» **Texto proporcionado**:
==*==
Opinión

Eduardo Blanco Amor, creatividad y mitos de la Emigración

Eduardo Blanco Amor, creatividad y mitos de la Emigración

Este año 2017 se conmemorarán ciento veinte años del nacimiento del grande y admirado escritor, nacido en Ourense (Auria), Galicia, el 14 de septiembre de 1897. Blanco Amor es aún recordado en Chile, donde estuvo desde agosto de 1948 hasta finales de 1949. Visitó Santiago de Chile invitado a la boda de la hija del entonces Presidente de la República, Gabriel González Videla, desposada por el primogénito de uno de los más grandes hacendados de la Patagonia chilena y argentina, Alfonso Campos Menéndez, en suntuoso enlace que se llevó a cabo el 28 de septiembre de 1948, en la ciudad de Viña del Mar.

Te preguntarás, curioso lector, por las circunstancias de tal invitación. Bueno, Eduardo fue preceptor lingüístico-literario de los hermanos Alfonso y Enrique Campos Menéndez, en Buenos Aires, a instancias del padre de estos, Francisco Campos Torreblanca, miembro de la alta burguesía adinerada argentina (ya Neruda dejó en claro que en nuestros países del cono sur de América no existen ni existieron auténticos aristócratas), preocupado de entregar a sus hijos una educación óptima. Y no se equivocó al respecto con el ilustre Eduardo orensano, a juzgar por cierto prestigio literario alcanzado más tarde por Enrique, quien obtuvo el máximo galardón de las letras nacionales chilenas, en 1987, merced a su obra narrativa, donde exalta a sus antepasados latifundistas de la Patagonia, a quienes ensalza como “pioneros”; pero, sobre todo, gracias a su proclividad “ideológica” con la dictadura criminal de Augusto Pinochet, que también supo premiar a los escasos individuos del arte y la cultura afectos a su gobierno.
==*==
Registros contenidos en un conjunto de datos
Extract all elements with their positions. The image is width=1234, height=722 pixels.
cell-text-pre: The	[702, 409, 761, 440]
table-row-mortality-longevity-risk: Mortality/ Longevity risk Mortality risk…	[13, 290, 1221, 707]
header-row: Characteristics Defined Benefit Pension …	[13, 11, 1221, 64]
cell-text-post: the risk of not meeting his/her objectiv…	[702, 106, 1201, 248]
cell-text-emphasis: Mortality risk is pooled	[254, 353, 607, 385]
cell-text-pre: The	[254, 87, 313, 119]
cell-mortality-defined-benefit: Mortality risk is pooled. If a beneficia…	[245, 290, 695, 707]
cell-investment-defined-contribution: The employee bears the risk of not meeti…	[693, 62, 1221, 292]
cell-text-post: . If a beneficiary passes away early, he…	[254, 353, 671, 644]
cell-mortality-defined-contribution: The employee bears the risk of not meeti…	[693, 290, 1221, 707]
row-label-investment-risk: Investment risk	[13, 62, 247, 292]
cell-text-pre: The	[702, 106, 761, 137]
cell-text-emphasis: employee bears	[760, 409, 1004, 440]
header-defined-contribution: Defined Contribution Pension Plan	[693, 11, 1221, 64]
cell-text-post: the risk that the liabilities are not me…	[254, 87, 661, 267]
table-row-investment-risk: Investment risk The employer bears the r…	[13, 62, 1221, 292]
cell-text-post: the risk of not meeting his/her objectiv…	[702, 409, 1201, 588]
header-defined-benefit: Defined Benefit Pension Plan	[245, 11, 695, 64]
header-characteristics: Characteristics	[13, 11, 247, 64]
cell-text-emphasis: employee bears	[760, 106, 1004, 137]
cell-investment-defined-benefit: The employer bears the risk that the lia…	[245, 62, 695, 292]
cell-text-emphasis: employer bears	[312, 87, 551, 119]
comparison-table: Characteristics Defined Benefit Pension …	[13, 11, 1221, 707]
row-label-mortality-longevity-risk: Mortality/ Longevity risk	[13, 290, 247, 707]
==*==
» **Lista de tareas**:
• A. ¿En qué fecha se celebró la boda en Viña del Mar, según el texto sobre Eduardo Blanco Amor?
• B. Copia literalmente el fragmento del texto sobre Eduardo Blanco Amor que va desde "Este año 2017" hasta "Viña del Mar.".

» **Los resultados**:
• A. El 28 de septiembre de 1948.

• B.
Este año 2017 se conmemorarán ciento veinte años del nacimiento del grande y admirado escritor, nacido en Ourense (Auria), Galicia, el 14 de septiembre de 1897. Blanco Amor es aún recordado en Chile, donde estuvo desde agosto de 1948 hasta finales de 1949. Visitó Santiago de Chile invitado a la boda de la hija del entonces Presidente de la República, Gabriel González Videla, desposada por el primogénito de uno de los más grandes hacendados de la Patagonia chilena y argentina, Alfonso Campos Menéndez, en suntuoso enlace que se llevó a cabo el 28 de septiembre de 1948, en la ciudad de Viña del Mar.